-- GIVEN PROBLEM --
Write the material out again exactly.

-- Data entries --
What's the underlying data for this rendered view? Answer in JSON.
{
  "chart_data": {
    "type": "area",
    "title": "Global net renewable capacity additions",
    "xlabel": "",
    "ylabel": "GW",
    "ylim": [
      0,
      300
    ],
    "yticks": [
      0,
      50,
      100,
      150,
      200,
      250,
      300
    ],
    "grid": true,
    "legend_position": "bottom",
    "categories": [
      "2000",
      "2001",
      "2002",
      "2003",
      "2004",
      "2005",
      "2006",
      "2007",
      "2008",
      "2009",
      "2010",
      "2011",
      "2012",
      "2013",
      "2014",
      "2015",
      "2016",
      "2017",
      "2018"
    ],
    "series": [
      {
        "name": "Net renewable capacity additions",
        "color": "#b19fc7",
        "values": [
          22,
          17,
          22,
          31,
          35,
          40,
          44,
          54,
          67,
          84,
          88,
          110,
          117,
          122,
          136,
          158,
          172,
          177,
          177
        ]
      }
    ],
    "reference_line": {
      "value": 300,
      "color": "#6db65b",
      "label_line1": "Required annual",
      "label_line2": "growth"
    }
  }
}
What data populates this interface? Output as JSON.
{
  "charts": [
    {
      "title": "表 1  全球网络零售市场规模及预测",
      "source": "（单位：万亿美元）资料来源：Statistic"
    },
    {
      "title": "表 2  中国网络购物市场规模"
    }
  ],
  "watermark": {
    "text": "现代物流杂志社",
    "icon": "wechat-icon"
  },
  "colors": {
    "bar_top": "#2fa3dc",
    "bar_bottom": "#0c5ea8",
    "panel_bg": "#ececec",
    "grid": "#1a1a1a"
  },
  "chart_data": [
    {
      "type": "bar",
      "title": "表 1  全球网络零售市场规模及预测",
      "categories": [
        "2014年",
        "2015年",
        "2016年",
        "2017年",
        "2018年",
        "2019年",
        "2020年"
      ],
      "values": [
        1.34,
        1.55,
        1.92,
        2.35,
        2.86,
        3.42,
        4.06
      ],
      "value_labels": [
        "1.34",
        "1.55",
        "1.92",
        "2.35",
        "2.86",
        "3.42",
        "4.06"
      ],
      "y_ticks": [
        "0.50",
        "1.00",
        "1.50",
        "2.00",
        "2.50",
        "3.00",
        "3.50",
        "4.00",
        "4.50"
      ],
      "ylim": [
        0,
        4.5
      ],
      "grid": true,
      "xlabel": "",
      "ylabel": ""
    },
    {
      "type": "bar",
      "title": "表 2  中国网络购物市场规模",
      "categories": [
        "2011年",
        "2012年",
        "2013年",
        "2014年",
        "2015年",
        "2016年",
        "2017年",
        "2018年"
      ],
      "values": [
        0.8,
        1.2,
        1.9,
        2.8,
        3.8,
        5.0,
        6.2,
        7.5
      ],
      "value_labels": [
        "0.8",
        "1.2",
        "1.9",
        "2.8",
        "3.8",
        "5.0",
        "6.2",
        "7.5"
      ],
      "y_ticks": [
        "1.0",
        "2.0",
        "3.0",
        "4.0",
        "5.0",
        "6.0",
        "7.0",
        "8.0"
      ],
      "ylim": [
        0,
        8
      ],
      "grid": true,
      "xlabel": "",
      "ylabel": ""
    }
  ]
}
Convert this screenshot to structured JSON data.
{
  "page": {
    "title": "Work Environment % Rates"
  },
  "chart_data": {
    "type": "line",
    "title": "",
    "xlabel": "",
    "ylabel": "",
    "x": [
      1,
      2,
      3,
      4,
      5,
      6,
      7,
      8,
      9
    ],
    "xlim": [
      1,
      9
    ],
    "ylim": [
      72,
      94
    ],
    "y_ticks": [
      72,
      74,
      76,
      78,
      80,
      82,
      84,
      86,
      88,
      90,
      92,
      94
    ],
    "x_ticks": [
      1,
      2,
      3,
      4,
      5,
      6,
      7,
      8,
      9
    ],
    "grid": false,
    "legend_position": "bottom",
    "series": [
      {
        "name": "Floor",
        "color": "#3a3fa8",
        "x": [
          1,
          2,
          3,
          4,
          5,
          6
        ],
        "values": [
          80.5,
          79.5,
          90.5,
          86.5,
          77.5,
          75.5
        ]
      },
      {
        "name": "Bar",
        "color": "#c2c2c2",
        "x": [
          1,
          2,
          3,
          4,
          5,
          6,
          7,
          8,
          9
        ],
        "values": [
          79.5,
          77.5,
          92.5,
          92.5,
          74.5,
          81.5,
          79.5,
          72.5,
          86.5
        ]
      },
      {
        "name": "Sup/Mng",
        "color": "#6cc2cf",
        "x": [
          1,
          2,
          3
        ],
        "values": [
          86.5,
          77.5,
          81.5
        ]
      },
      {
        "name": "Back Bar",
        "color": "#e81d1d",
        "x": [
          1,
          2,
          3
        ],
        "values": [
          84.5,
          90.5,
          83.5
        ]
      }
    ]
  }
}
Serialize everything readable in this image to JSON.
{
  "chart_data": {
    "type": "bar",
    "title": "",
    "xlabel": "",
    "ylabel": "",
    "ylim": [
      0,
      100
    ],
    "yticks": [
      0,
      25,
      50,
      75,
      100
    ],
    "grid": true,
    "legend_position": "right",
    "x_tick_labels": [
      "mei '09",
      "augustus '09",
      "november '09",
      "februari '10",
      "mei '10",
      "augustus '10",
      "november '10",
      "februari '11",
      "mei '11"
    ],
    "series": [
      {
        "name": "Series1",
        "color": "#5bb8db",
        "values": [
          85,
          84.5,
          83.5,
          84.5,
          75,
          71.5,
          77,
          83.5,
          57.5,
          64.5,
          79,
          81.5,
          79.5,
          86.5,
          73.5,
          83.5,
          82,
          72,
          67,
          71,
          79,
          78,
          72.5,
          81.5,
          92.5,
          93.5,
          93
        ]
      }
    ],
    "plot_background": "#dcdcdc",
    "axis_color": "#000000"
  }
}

-- RESULT OF THE EXERCISE --
What's the underlying data for this rendered view? Answer in JSON.
{
  "chart_data": {
    "type": "area",
    "title": "Global net renewable capacity additions",
    "xlabel": "",
    "ylabel": "GW",
    "ylim": [
      0,
      300
    ],
    "yticks": [
      0,
      50,
      100,
      150,
      200,
      250,
      300
    ],
    "grid": true,
    "legend_position": "bottom",
    "categories": [
      "2000",
      "2001",
      "2002",
      "2003",
      "2004",
      "2005",
      "2006",
      "2007",
      "2008",
      "2009",
      "2010",
      "2011",
      "2012",
      "2013",
      "2014",
      "2015",
      "2016",
      "2017",
      "2018"
    ],
    "series": [
      {
        "name": "Net renewable capacity additions",
        "color": "#b19fc7",
        "values": [
          22,
          17,
          22,
          31,
          35,
          40,
          44,
          54,
          67,
          84,
          88,
          110,
          117,
          122,
          136,
          158,
          172,
          177,
          177
        ]
      }
    ],
    "reference_line": {
      "value": 300,
      "color": "#6db65b",
      "label_line1": "Required annual",
      "label_line2": "growth"
    }
  }
}
What data populates this interface? Output as JSON.
{
  "charts": [
    {
      "title": "表 1  全球网络零售市场规模及预测",
      "source": "（单位：万亿美元）资料来源：Statistic"
    },
    {
      "title": "表 2  中国网络购物市场规模"
    }
  ],
  "watermark": {
    "text": "现代物流杂志社",
    "icon": "wechat-icon"
  },
  "colors": {
    "bar_top": "#2fa3dc",
    "bar_bottom": "#0c5ea8",
    "panel_bg": "#ececec",
    "grid": "#1a1a1a"
  },
  "chart_data": [
    {
      "type": "bar",
      "title": "表 1  全球网络零售市场规模及预测",
      "categories": [
        "2014年",
        "2015年",
        "2016年",
        "2017年",
        "2018年",
        "2019年",
        "2020年"
      ],
      "values": [
        1.34,
        1.55,
        1.92,
        2.35,
        2.86,
        3.42,
        4.06
      ],
      "value_labels": [
        "1.34",
        "1.55",
        "1.92",
        "2.35",
        "2.86",
        "3.42",
        "4.06"
      ],
      "y_ticks": [
        "0.50",
        "1.00",
        "1.50",
        "2.00",
        "2.50",
        "3.00",
        "3.50",
        "4.00",
        "4.50"
      ],
      "ylim": [
        0,
        4.5
      ],
      "grid": true,
      "xlabel": "",
      "ylabel": ""
    },
    {
      "type": "bar",
      "title": "表 2  中国网络购物市场规模",
      "categories": [
        "2011年",
        "2012年",
        "2013年",
        "2014年",
        "2015年",
        "2016年",
        "2017年",
        "2018年"
      ],
      "values": [
        0.8,
        1.2,
        1.9,
        2.8,
        3.8,
        5.0,
        6.2,
        7.5
      ],
      "value_labels": [
        "0.8",
        "1.2",
        "1.9",
        "2.8",
        "3.8",
        "5.0",
        "6.2",
        "7.5"
      ],
      "y_ticks": [
        "1.0",
        "2.0",
        "3.0",
        "4.0",
        "5.0",
        "6.0",
        "7.0",
        "8.0"
      ],
      "ylim": [
        0,
        8
      ],
      "grid": true,
      "xlabel": "",
      "ylabel": ""
    }
  ]
}
Convert this screenshot to structured JSON data.
{
  "page": {
    "title": "Work Environment % Rates"
  },
  "chart_data": {
    "type": "line",
    "title": "",
    "xlabel": "",
    "ylabel": "",
    "x": [
      1,
      2,
      3,
      4,
      5,
      6,
      7,
      8,
      9
    ],
    "xlim": [
      1,
      9
    ],
    "ylim": [
      72,
      94
    ],
    "y_ticks": [
      72,
      74,
      76,
      78,
      80,
      82,
      84,
      86,
      88,
      90,
      92,
      94
    ],
    "x_ticks": [
      1,
      2,
      3,
      4,
      5,
      6,
      7,
      8,
      9
    ],
    "grid": false,
    "legend_position": "bottom",
    "series": [
      {
        "name": "Floor",
        "color": "#3a3fa8",
        "x": [
          1,
          2,
          3,
          4,
          5,
          6
        ],
        "values": [
          80.5,
          79.5,
          90.5,
          86.5,
          77.5,
          75.5
        ]
      },
      {
        "name": "Bar",
        "color": "#c2c2c2",
        "x": [
          1,
          2,
          3,
          4,
          5,
          6,
          7,
          8,
          9
        ],
        "values": [
          79.5,
          77.5,
          92.5,
          92.5,
          74.5,
          81.5,
          79.5,
          72.5,
          86.5
        ]
      },
      {
        "name": "Sup/Mng",
        "color": "#6cc2cf",
        "x": [
          1,
          2,
          3
        ],
        "values": [
          86.5,
          77.5,
          81.5
        ]
      },
      {
        "name": "Back Bar",
        "color": "#e81d1d",
        "x": [
          1,
          2,
          3
        ],
        "values": [
          84.5,
          90.5,
          83.5
        ]
      }
    ]
  }
}
Serialize everything readable in this image to JSON.
{
  "chart_data": {
    "type": "bar",
    "title": "",
    "xlabel": "",
    "ylabel": "",
    "ylim": [
      0,
      100
    ],
    "yticks": [
      0,
      25,
      50,
      75,
      100
    ],
    "grid": true,
    "legend_position": "right",
    "x_tick_labels": [
      "mei '09",
      "augustus '09",
      "november '09",
      "februari '10",
      "mei '10",
      "augustus '10",
      "november '10",
      "februari '11",
      "mei '11"
    ],
    "series": [
      {
        "name": "Series1",
        "color": "#5bb8db",
        "values": [
          85,
          84.5,
          83.5,
          84.5,
          75,
          71.5,
          77,
          83.5,
          57.5,
          64.5,
          79,
          81.5,
          79.5,
          86.5,
          73.5,
          83.5,
          82,
          72,
          67,
          71,
          79,
          78,
          72.5,
          81.5,
          92.5,
          93.5,
          93
        ]
      }
    ],
    "plot_background": "#dcdcdc",
    "axis_color": "#000000"
  }
}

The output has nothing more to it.